What is needed
Transcribe, word for word, every line from the one containing "Decode this image" through the final line of the records, and omit the pictures.

Task input
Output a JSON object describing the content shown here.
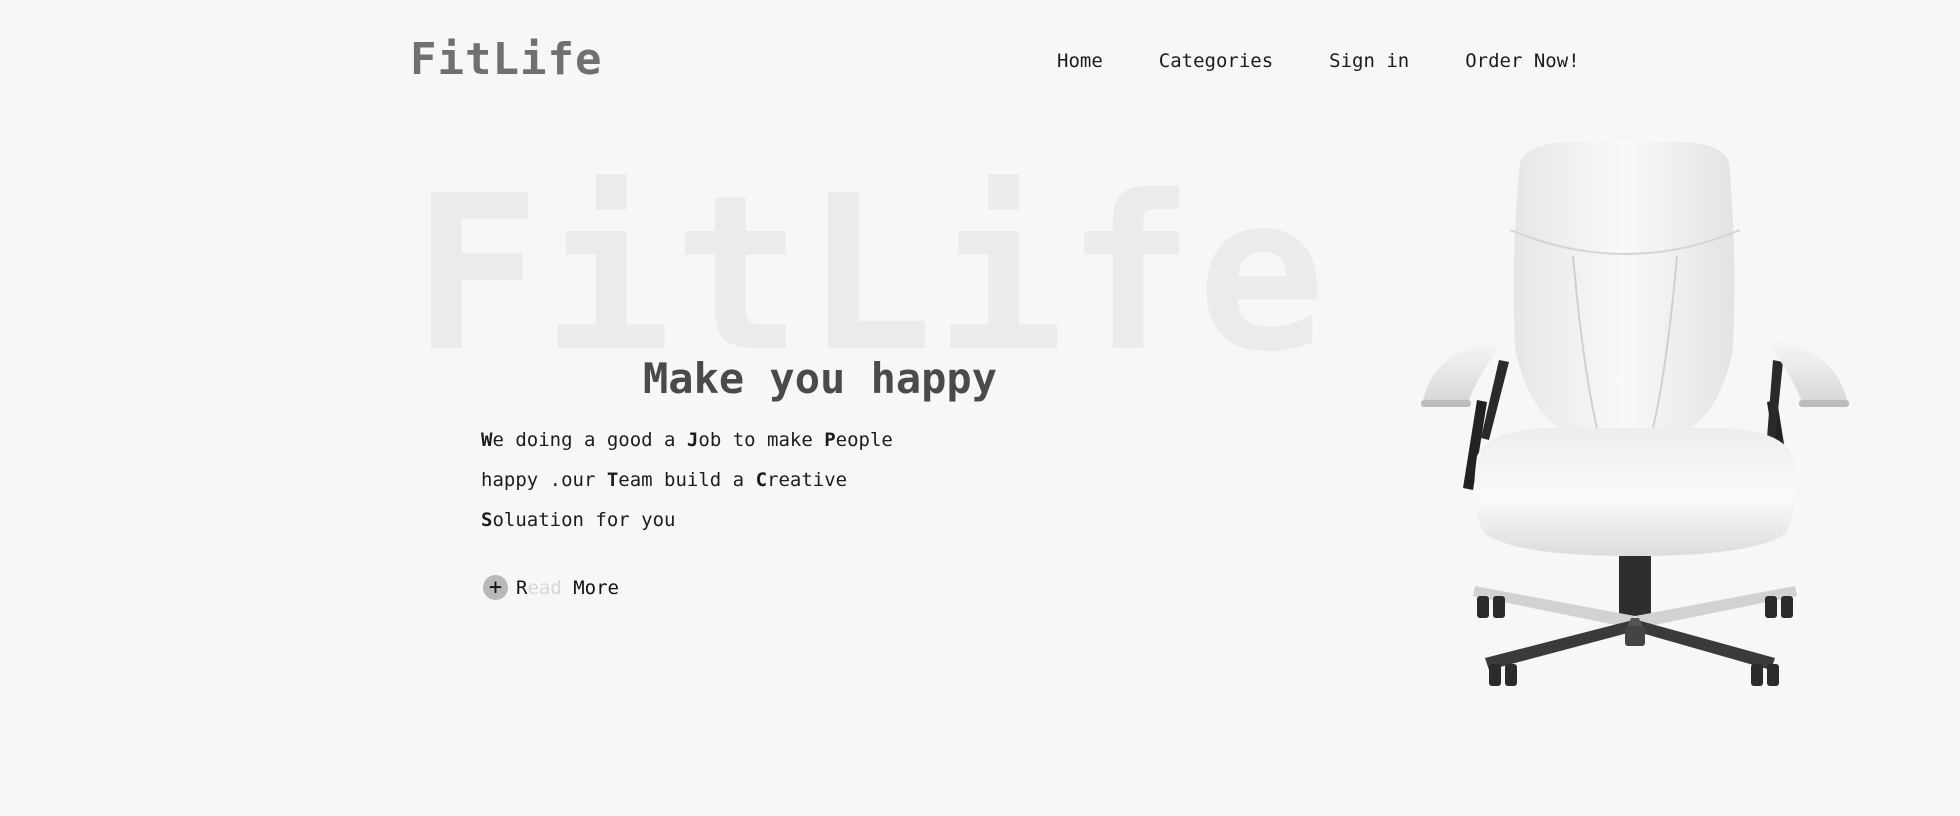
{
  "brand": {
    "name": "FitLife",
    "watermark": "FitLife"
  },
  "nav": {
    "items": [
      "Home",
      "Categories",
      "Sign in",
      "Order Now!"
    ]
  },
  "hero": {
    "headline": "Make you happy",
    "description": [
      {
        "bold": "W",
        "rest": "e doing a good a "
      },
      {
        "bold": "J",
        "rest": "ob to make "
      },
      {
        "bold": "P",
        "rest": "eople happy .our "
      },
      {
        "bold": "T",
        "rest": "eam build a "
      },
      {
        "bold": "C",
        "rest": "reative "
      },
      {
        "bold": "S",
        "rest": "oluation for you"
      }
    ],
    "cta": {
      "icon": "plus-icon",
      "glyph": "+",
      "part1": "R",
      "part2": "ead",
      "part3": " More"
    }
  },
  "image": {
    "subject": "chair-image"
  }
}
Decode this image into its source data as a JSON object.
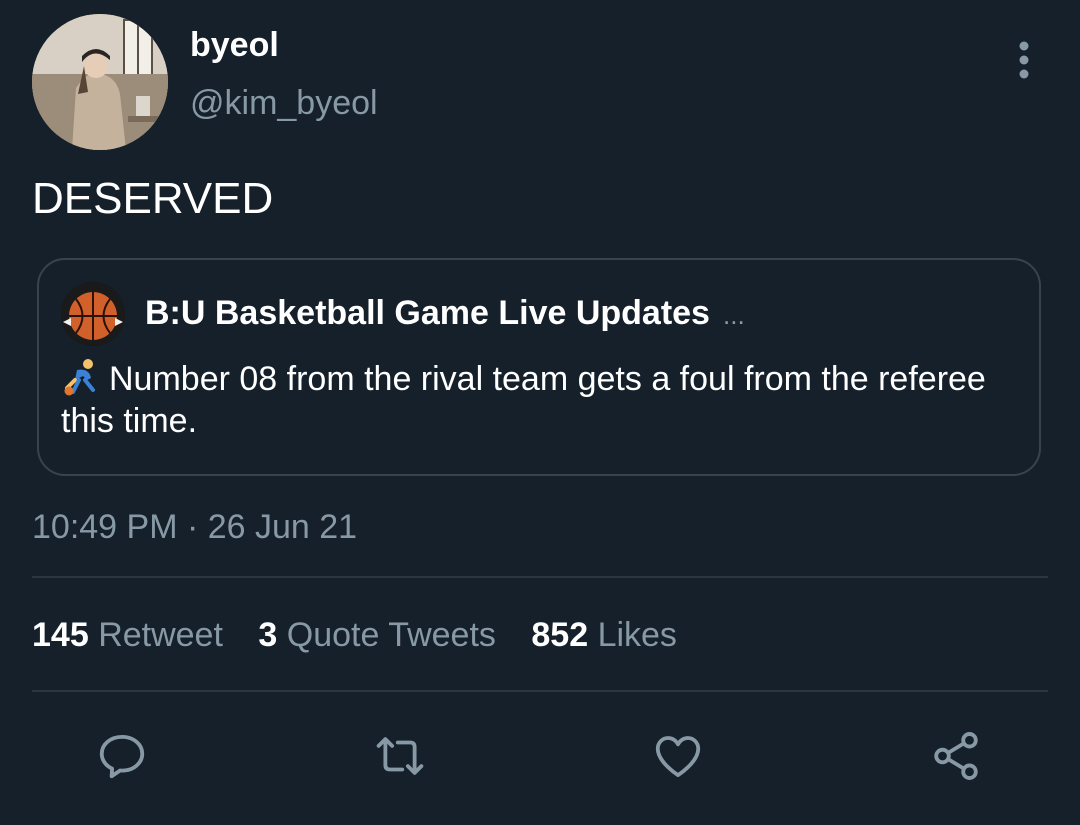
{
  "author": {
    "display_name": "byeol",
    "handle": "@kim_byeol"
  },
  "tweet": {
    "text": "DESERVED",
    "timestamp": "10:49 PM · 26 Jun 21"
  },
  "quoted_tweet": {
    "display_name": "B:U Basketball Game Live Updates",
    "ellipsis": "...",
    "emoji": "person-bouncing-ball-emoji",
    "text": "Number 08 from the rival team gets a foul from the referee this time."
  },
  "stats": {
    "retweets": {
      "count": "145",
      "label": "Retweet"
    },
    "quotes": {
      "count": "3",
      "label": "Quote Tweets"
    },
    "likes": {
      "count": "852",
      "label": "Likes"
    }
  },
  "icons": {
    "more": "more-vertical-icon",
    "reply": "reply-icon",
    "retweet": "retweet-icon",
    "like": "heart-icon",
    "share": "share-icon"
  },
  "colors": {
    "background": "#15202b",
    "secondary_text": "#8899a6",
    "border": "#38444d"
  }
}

Full response
Decode this image into its source data as a JSON object.
{
  "author": {
    "display_name": "byeol",
    "handle": "@kim_byeol"
  },
  "tweet": {
    "text": "DESERVED",
    "timestamp": "10:49 PM · 26 Jun 21"
  },
  "quoted_tweet": {
    "display_name": "B:U Basketball Game Live Updates",
    "ellipsis": "...",
    "emoji": "person-bouncing-ball-emoji",
    "text": "Number 08 from the rival team gets a foul from the referee this time."
  },
  "stats": {
    "retweets": {
      "count": "145",
      "label": "Retweet"
    },
    "quotes": {
      "count": "3",
      "label": "Quote Tweets"
    },
    "likes": {
      "count": "852",
      "label": "Likes"
    }
  },
  "icons": {
    "more": "more-vertical-icon",
    "reply": "reply-icon",
    "retweet": "retweet-icon",
    "like": "heart-icon",
    "share": "share-icon"
  },
  "colors": {
    "background": "#15202b",
    "secondary_text": "#8899a6",
    "border": "#38444d"
  }
}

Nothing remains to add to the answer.